§ PROBLEM TO SOLVE
The listing below should be written out exactly; please include all of it.

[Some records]
════════════════════

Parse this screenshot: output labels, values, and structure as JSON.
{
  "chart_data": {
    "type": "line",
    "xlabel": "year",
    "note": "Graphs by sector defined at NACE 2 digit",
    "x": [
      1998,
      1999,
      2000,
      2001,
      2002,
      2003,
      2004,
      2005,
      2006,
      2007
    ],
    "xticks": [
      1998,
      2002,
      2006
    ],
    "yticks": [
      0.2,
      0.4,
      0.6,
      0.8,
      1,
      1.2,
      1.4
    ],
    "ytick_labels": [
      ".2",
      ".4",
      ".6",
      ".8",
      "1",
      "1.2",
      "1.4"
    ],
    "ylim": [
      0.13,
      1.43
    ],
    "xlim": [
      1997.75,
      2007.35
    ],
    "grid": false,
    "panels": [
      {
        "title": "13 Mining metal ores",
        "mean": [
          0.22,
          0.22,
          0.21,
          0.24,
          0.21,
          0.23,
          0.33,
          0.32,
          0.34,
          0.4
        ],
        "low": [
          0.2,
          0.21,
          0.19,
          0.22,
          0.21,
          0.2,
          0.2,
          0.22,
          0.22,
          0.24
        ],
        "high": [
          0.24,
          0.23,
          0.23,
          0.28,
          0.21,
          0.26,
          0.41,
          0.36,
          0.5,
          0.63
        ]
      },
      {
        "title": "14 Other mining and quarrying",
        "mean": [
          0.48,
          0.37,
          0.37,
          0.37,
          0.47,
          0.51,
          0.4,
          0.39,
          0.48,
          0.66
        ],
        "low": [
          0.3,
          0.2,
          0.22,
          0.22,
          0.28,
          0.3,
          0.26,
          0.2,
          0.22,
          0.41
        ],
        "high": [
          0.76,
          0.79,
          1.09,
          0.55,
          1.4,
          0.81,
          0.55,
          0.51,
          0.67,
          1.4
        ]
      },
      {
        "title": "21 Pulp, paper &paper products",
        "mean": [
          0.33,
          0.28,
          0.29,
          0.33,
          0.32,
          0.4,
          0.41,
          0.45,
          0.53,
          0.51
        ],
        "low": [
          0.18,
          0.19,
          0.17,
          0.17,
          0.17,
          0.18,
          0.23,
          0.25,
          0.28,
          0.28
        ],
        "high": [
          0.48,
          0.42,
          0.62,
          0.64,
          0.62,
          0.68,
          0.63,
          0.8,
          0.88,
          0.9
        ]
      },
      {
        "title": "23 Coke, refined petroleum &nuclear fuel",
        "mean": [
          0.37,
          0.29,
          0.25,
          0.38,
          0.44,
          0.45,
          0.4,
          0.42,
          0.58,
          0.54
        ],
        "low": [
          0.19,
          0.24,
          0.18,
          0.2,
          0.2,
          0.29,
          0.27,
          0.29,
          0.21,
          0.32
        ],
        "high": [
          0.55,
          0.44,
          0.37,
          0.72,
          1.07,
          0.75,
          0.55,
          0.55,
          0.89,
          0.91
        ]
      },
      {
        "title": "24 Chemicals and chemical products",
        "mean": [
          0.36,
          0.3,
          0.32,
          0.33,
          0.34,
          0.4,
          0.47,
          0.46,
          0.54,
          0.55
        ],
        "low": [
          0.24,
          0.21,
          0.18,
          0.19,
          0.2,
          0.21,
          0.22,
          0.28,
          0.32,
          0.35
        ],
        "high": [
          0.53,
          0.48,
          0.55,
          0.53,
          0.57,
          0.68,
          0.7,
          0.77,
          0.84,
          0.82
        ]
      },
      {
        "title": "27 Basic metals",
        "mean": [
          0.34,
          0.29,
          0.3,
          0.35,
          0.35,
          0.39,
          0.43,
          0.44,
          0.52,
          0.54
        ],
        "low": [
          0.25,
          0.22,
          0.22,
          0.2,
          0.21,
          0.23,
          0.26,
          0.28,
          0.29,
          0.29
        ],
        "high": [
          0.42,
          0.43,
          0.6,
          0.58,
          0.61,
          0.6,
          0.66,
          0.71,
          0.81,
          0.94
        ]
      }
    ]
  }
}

════════════════════

§ TASK ANSWER
Parse this screenshot: output labels, values, and structure as JSON.
{
  "chart_data": {
    "type": "line",
    "xlabel": "year",
    "note": "Graphs by sector defined at NACE 2 digit",
    "x": [
      1998,
      1999,
      2000,
      2001,
      2002,
      2003,
      2004,
      2005,
      2006,
      2007
    ],
    "xticks": [
      1998,
      2002,
      2006
    ],
    "yticks": [
      0.2,
      0.4,
      0.6,
      0.8,
      1,
      1.2,
      1.4
    ],
    "ytick_labels": [
      ".2",
      ".4",
      ".6",
      ".8",
      "1",
      "1.2",
      "1.4"
    ],
    "ylim": [
      0.13,
      1.43
    ],
    "xlim": [
      1997.75,
      2007.35
    ],
    "grid": false,
    "panels": [
      {
        "title": "13 Mining metal ores",
        "mean": [
          0.22,
          0.22,
          0.21,
          0.24,
          0.21,
          0.23,
          0.33,
          0.32,
          0.34,
          0.4
        ],
        "low": [
          0.2,
          0.21,
          0.19,
          0.22,
          0.21,
          0.2,
          0.2,
          0.22,
          0.22,
          0.24
        ],
        "high": [
          0.24,
          0.23,
          0.23,
          0.28,
          0.21,
          0.26,
          0.41,
          0.36,
          0.5,
          0.63
        ]
      },
      {
        "title": "14 Other mining and quarrying",
        "mean": [
          0.48,
          0.37,
          0.37,
          0.37,
          0.47,
          0.51,
          0.4,
          0.39,
          0.48,
          0.66
        ],
        "low": [
          0.3,
          0.2,
          0.22,
          0.22,
          0.28,
          0.3,
          0.26,
          0.2,
          0.22,
          0.41
        ],
        "high": [
          0.76,
          0.79,
          1.09,
          0.55,
          1.4,
          0.81,
          0.55,
          0.51,
          0.67,
          1.4
        ]
      },
      {
        "title": "21 Pulp, paper &paper products",
        "mean": [
          0.33,
          0.28,
          0.29,
          0.33,
          0.32,
          0.4,
          0.41,
          0.45,
          0.53,
          0.51
        ],
        "low": [
          0.18,
          0.19,
          0.17,
          0.17,
          0.17,
          0.18,
          0.23,
          0.25,
          0.28,
          0.28
        ],
        "high": [
          0.48,
          0.42,
          0.62,
          0.64,
          0.62,
          0.68,
          0.63,
          0.8,
          0.88,
          0.9
        ]
      },
      {
        "title": "23 Coke, refined petroleum &nuclear fuel",
        "mean": [
          0.37,
          0.29,
          0.25,
          0.38,
          0.44,
          0.45,
          0.4,
          0.42,
          0.58,
          0.54
        ],
        "low": [
          0.19,
          0.24,
          0.18,
          0.2,
          0.2,
          0.29,
          0.27,
          0.29,
          0.21,
          0.32
        ],
        "high": [
          0.55,
          0.44,
          0.37,
          0.72,
          1.07,
          0.75,
          0.55,
          0.55,
          0.89,
          0.91
        ]
      },
      {
        "title": "24 Chemicals and chemical products",
        "mean": [
          0.36,
          0.3,
          0.32,
          0.33,
          0.34,
          0.4,
          0.47,
          0.46,
          0.54,
          0.55
        ],
        "low": [
          0.24,
          0.21,
          0.18,
          0.19,
          0.2,
          0.21,
          0.22,
          0.28,
          0.32,
          0.35
        ],
        "high": [
          0.53,
          0.48,
          0.55,
          0.53,
          0.57,
          0.68,
          0.7,
          0.77,
          0.84,
          0.82
        ]
      },
      {
        "title": "27 Basic metals",
        "mean": [
          0.34,
          0.29,
          0.3,
          0.35,
          0.35,
          0.39,
          0.43,
          0.44,
          0.52,
          0.54
        ],
        "low": [
          0.25,
          0.22,
          0.22,
          0.2,
          0.21,
          0.23,
          0.26,
          0.28,
          0.29,
          0.29
        ],
        "high": [
          0.42,
          0.43,
          0.6,
          0.58,
          0.61,
          0.6,
          0.66,
          0.71,
          0.81,
          0.94
        ]
      }
    ]
  }
}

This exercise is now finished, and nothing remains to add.